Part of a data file
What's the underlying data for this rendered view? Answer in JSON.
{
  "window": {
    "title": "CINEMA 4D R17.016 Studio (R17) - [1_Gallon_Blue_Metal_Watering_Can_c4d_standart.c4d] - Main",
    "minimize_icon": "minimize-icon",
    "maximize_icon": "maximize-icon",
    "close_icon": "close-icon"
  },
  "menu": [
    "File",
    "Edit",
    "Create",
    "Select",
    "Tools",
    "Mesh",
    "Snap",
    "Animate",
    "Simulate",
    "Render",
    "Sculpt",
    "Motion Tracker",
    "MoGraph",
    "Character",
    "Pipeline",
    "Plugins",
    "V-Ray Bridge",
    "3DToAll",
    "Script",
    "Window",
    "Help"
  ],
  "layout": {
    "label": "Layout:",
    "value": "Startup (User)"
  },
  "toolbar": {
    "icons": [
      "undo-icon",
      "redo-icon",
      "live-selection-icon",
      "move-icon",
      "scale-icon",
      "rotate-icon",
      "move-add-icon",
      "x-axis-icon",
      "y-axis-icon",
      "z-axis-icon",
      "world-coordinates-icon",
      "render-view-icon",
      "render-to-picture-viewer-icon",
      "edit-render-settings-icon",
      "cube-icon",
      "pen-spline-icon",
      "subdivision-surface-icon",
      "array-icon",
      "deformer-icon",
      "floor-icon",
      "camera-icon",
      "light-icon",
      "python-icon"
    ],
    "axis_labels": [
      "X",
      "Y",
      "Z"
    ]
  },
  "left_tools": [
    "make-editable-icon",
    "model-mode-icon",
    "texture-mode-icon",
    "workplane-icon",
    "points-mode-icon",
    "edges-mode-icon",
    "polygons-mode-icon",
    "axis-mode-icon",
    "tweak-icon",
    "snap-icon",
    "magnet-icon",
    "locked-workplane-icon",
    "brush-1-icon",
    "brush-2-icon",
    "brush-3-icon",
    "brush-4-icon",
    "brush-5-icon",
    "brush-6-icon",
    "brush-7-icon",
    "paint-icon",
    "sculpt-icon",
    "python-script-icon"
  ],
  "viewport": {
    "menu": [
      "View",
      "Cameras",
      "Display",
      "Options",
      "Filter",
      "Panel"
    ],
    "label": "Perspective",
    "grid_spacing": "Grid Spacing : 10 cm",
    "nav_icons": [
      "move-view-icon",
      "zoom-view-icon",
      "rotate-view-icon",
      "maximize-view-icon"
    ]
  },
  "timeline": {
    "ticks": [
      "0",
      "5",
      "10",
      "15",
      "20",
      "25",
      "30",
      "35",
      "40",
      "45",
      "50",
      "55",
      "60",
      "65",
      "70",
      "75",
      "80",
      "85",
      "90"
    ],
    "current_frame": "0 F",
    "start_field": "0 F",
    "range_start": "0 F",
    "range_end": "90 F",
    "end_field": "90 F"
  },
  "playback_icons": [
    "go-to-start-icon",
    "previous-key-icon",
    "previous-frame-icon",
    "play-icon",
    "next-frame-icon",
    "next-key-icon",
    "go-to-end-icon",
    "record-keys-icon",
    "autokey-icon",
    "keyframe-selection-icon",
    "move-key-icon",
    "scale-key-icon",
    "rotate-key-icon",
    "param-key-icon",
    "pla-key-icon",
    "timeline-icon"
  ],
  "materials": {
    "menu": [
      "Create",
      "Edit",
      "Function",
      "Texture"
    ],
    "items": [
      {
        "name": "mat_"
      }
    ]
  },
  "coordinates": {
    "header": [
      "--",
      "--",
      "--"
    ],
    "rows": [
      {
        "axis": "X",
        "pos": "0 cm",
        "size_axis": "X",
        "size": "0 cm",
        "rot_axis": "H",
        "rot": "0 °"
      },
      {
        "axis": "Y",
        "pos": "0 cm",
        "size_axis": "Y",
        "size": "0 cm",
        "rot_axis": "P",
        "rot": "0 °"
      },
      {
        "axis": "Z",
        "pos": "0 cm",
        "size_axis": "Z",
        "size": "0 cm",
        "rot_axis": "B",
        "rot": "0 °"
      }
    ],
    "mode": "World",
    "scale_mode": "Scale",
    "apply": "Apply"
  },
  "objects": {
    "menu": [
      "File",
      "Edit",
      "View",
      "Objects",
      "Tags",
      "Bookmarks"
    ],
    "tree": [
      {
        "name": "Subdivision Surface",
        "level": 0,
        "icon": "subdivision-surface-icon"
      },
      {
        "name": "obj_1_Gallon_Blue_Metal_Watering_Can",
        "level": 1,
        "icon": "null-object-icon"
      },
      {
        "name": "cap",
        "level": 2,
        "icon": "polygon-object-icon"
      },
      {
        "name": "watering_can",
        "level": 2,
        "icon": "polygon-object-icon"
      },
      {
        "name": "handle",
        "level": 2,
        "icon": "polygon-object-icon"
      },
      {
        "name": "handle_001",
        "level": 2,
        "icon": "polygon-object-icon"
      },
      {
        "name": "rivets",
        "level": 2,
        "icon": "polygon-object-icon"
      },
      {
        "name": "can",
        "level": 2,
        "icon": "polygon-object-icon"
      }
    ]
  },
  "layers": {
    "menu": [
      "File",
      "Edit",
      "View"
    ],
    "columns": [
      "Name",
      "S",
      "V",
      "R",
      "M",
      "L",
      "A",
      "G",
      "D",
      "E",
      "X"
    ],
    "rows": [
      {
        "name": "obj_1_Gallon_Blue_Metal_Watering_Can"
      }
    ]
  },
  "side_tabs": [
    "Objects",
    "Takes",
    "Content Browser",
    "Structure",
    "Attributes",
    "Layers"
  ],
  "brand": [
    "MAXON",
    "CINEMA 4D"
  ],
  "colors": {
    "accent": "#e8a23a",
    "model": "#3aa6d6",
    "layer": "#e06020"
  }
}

■ **What you have to do**:
Go through the entries and repeat each one exactly.

■ **Exercise output**:
What's the underlying data for this rendered view? Answer in JSON.
{
  "window": {
    "title": "CINEMA 4D R17.016 Studio (R17) - [1_Gallon_Blue_Metal_Watering_Can_c4d_standart.c4d] - Main",
    "minimize_icon": "minimize-icon",
    "maximize_icon": "maximize-icon",
    "close_icon": "close-icon"
  },
  "menu": [
    "File",
    "Edit",
    "Create",
    "Select",
    "Tools",
    "Mesh",
    "Snap",
    "Animate",
    "Simulate",
    "Render",
    "Sculpt",
    "Motion Tracker",
    "MoGraph",
    "Character",
    "Pipeline",
    "Plugins",
    "V-Ray Bridge",
    "3DToAll",
    "Script",
    "Window",
    "Help"
  ],
  "layout": {
    "label": "Layout:",
    "value": "Startup (User)"
  },
  "toolbar": {
    "icons": [
      "undo-icon",
      "redo-icon",
      "live-selection-icon",
      "move-icon",
      "scale-icon",
      "rotate-icon",
      "move-add-icon",
      "x-axis-icon",
      "y-axis-icon",
      "z-axis-icon",
      "world-coordinates-icon",
      "render-view-icon",
      "render-to-picture-viewer-icon",
      "edit-render-settings-icon",
      "cube-icon",
      "pen-spline-icon",
      "subdivision-surface-icon",
      "array-icon",
      "deformer-icon",
      "floor-icon",
      "camera-icon",
      "light-icon",
      "python-icon"
    ],
    "axis_labels": [
      "X",
      "Y",
      "Z"
    ]
  },
  "left_tools": [
    "make-editable-icon",
    "model-mode-icon",
    "texture-mode-icon",
    "workplane-icon",
    "points-mode-icon",
    "edges-mode-icon",
    "polygons-mode-icon",
    "axis-mode-icon",
    "tweak-icon",
    "snap-icon",
    "magnet-icon",
    "locked-workplane-icon",
    "brush-1-icon",
    "brush-2-icon",
    "brush-3-icon",
    "brush-4-icon",
    "brush-5-icon",
    "brush-6-icon",
    "brush-7-icon",
    "paint-icon",
    "sculpt-icon",
    "python-script-icon"
  ],
  "viewport": {
    "menu": [
      "View",
      "Cameras",
      "Display",
      "Options",
      "Filter",
      "Panel"
    ],
    "label": "Perspective",
    "grid_spacing": "Grid Spacing : 10 cm",
    "nav_icons": [
      "move-view-icon",
      "zoom-view-icon",
      "rotate-view-icon",
      "maximize-view-icon"
    ]
  },
  "timeline": {
    "ticks": [
      "0",
      "5",
      "10",
      "15",
      "20",
      "25",
      "30",
      "35",
      "40",
      "45",
      "50",
      "55",
      "60",
      "65",
      "70",
      "75",
      "80",
      "85",
      "90"
    ],
    "current_frame": "0 F",
    "start_field": "0 F",
    "range_start": "0 F",
    "range_end": "90 F",
    "end_field": "90 F"
  },
  "playback_icons": [
    "go-to-start-icon",
    "previous-key-icon",
    "previous-frame-icon",
    "play-icon",
    "next-frame-icon",
    "next-key-icon",
    "go-to-end-icon",
    "record-keys-icon",
    "autokey-icon",
    "keyframe-selection-icon",
    "move-key-icon",
    "scale-key-icon",
    "rotate-key-icon",
    "param-key-icon",
    "pla-key-icon",
    "timeline-icon"
  ],
  "materials": {
    "menu": [
      "Create",
      "Edit",
      "Function",
      "Texture"
    ],
    "items": [
      {
        "name": "mat_"
      }
    ]
  },
  "coordinates": {
    "header": [
      "--",
      "--",
      "--"
    ],
    "rows": [
      {
        "axis": "X",
        "pos": "0 cm",
        "size_axis": "X",
        "size": "0 cm",
        "rot_axis": "H",
        "rot": "0 °"
      },
      {
        "axis": "Y",
        "pos": "0 cm",
        "size_axis": "Y",
        "size": "0 cm",
        "rot_axis": "P",
        "rot": "0 °"
      },
      {
        "axis": "Z",
        "pos": "0 cm",
        "size_axis": "Z",
        "size": "0 cm",
        "rot_axis": "B",
        "rot": "0 °"
      }
    ],
    "mode": "World",
    "scale_mode": "Scale",
    "apply": "Apply"
  },
  "objects": {
    "menu": [
      "File",
      "Edit",
      "View",
      "Objects",
      "Tags",
      "Bookmarks"
    ],
    "tree": [
      {
        "name": "Subdivision Surface",
        "level": 0,
        "icon": "subdivision-surface-icon"
      },
      {
        "name": "obj_1_Gallon_Blue_Metal_Watering_Can",
        "level": 1,
        "icon": "null-object-icon"
      },
      {
        "name": "cap",
        "level": 2,
        "icon": "polygon-object-icon"
      },
      {
        "name": "watering_can",
        "level": 2,
        "icon": "polygon-object-icon"
      },
      {
        "name": "handle",
        "level": 2,
        "icon": "polygon-object-icon"
      },
      {
        "name": "handle_001",
        "level": 2,
        "icon": "polygon-object-icon"
      },
      {
        "name": "rivets",
        "level": 2,
        "icon": "polygon-object-icon"
      },
      {
        "name": "can",
        "level": 2,
        "icon": "polygon-object-icon"
      }
    ]
  },
  "layers": {
    "menu": [
      "File",
      "Edit",
      "View"
    ],
    "columns": [
      "Name",
      "S",
      "V",
      "R",
      "M",
      "L",
      "A",
      "G",
      "D",
      "E",
      "X"
    ],
    "rows": [
      {
        "name": "obj_1_Gallon_Blue_Metal_Watering_Can"
      }
    ]
  },
  "side_tabs": [
    "Objects",
    "Takes",
    "Content Browser",
    "Structure",
    "Attributes",
    "Layers"
  ],
  "brand": [
    "MAXON",
    "CINEMA 4D"
  ],
  "colors": {
    "accent": "#e8a23a",
    "model": "#3aa6d6",
    "layer": "#e06020"
  }
}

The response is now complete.